_PARTS OF THE EXERCISE_.
[a] In the TypeScript question, what error does the author get when calling Utils.toUri?
[b] According to the TypeScript question, why does the author want to call the external abstract class function without extending or inheriting from it in the Router class? Answer in one to three sentences.
[c] Please continue the TypeScript question from its final line.

_SELECTED TEXT_.

Greg Wozniak
Greg Wozniak

Reputation: 7172

Using external abstract class in Typescript without extending it

I've got one module called utils.tsx so that:

interface IUtils {
    toUri: (route: string) => string
}

export default abstract class Utils implements IUtils {
    public toUri = (route: string) => {
        return route
    }
}

and another file where I wish to use this utils module:

 import Utils from '../helpers/utils'

 class Router  {
     private getBuilder = (search: string) => {
       const path = Utils.toUri(search)
     }
 }

When I am trying to use Utils.toUri I am getting TS error:

[ts] Property 'toUri' does not exist on type 'typeof Utils'.

My intention is to call the external abstract class function without extending the Router class nor inheriting from it (as I will have more than one external module in the main file).

Could someone help me to bypass it and understand?

PS: I tried with public abstract toUri() too. Perhaps I mixed up the routines from other programming languages and confusing usage of static with abstract here...

Upvotes: 1

Views: 379

Answers (1)

_LISTED ENTRIES_.
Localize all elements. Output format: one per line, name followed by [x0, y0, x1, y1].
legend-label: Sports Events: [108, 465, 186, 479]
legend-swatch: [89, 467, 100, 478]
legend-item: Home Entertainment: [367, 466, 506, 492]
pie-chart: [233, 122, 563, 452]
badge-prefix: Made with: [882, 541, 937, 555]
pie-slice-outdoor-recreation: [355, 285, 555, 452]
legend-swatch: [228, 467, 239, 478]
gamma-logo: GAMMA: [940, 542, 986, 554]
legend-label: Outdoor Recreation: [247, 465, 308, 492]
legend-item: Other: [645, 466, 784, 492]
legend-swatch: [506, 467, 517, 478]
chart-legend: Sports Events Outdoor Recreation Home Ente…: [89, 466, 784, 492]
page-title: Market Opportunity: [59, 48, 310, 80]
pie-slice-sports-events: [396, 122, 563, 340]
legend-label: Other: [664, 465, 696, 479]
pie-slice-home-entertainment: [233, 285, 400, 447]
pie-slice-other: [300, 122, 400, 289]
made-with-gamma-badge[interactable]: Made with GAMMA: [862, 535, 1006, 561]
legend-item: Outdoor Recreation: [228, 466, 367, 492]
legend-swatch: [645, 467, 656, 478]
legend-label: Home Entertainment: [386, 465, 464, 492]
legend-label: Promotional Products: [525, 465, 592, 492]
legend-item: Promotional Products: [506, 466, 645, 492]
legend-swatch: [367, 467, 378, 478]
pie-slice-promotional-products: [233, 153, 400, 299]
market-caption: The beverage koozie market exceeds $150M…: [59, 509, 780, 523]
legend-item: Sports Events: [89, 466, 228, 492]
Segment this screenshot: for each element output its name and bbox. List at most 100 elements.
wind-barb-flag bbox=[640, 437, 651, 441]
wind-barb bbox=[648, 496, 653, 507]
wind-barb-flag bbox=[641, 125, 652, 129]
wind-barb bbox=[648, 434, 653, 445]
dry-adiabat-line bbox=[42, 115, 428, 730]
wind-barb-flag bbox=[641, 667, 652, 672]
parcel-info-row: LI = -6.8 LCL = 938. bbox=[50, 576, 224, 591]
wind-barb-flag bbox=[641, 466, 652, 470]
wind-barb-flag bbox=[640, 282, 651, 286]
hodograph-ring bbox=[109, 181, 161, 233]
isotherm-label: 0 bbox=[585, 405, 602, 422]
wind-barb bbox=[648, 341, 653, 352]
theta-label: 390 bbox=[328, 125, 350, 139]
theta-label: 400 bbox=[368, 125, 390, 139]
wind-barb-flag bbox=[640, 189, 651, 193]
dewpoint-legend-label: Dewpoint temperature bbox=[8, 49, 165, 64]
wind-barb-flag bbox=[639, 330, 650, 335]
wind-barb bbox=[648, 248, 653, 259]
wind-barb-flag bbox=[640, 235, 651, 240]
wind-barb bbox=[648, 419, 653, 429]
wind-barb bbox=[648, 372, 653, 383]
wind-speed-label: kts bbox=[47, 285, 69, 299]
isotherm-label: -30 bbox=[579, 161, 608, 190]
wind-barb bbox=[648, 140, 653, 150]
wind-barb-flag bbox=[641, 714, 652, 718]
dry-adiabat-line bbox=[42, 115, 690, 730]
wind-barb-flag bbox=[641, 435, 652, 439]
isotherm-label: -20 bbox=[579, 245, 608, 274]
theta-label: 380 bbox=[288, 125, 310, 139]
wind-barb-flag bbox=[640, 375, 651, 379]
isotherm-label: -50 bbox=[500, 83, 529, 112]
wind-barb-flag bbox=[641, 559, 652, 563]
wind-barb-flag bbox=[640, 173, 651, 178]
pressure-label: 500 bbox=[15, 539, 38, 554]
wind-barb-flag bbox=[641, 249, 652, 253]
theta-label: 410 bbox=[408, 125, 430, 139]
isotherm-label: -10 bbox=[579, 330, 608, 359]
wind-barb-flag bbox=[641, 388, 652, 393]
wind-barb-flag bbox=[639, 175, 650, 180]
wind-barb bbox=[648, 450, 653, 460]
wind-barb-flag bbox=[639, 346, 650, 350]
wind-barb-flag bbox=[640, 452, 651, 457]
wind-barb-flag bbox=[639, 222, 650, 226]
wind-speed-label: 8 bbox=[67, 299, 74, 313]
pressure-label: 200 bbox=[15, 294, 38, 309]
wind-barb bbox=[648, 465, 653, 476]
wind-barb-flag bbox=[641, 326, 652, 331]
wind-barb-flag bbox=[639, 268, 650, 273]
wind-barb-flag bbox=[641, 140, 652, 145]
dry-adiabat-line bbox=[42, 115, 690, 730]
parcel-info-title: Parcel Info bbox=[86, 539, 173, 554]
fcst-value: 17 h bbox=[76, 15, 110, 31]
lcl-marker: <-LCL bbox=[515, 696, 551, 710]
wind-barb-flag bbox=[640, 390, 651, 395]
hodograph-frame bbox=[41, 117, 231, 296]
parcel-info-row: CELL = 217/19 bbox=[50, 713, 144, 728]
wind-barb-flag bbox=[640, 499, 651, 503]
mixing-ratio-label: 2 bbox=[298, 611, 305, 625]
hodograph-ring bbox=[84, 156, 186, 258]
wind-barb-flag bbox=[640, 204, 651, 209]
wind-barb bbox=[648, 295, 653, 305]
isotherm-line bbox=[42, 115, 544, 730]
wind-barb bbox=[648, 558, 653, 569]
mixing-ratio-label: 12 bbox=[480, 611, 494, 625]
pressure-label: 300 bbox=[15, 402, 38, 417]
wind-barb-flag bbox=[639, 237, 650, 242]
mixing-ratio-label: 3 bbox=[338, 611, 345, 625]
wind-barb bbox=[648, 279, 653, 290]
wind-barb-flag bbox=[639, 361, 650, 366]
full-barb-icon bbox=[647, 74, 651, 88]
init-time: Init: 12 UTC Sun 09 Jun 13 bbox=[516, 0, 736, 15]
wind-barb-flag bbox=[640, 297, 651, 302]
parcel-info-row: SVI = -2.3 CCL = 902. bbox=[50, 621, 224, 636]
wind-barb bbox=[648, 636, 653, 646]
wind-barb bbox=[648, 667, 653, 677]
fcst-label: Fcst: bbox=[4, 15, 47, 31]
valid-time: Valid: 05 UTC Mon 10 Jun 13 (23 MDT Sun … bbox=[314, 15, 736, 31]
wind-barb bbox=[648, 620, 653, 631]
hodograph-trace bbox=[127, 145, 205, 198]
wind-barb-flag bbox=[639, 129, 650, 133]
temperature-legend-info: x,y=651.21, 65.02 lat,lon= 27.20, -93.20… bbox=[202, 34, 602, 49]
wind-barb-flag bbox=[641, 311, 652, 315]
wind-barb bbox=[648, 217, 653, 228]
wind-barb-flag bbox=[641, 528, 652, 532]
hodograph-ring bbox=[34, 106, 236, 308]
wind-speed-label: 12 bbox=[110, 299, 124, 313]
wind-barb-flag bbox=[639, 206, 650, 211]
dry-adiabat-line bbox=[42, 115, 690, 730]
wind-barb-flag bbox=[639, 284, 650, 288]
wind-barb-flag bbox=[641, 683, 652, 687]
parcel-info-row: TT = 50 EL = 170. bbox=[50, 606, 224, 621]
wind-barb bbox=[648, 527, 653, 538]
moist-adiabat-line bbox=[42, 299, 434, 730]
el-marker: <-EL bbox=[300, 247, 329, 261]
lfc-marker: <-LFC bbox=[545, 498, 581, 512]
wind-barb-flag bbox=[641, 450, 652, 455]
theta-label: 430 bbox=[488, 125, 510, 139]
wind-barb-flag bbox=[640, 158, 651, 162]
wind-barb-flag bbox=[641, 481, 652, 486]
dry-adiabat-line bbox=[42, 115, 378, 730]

_OUTPUTS IN ORDER_.
[a] [ts] Property 'toUri' does not exist on type 'typeof Utils'.

[b] The author plans to use more than one external module in the main file, so extending or inheriting from this one class would not work.

[c]
jcalz
jcalz

Reputation: 327884

You don't want Utils to implement IUtils, since Utils is the instance type of the class. It looks like you want the Utils constructor (whose type is typeof Utils) to implement IUtils. That is, you want toUri to be a static method of the Utils class. Like this:

abstract class Utils  {
  public static toUri = (route: string) => {
    return route
  }
}

There is no way to annotate the class Utils declaration to say that the static side of the class implements IUtils. Luckily, the Utils constructor will automatically be seen as something that implements IUtils without needing to write implements IUtils anywhere. Thanks, structural typing:

declare function takeIUtils(iUtils: IUtils): void;
takeIUtils(Utils); // works anyway

This should allow your Router class to behave as desired.


Side note, I wonder if you really want Utils to be a class at all. If you never want to see an instance of Utils like class X extends Utils {...}; new X(), then you're probably making life unnecessarily hard for yourself. Maybe it should just be a value:

export const Utils : IUtils = {
  toUri(route: string) {
    return route
  }
}

Or a namespace:

export namespace Utils {
  export function toUri(route: string) {
    return route
  }
}

Or a module, or something.


Anyway, hope that helps. Good luck!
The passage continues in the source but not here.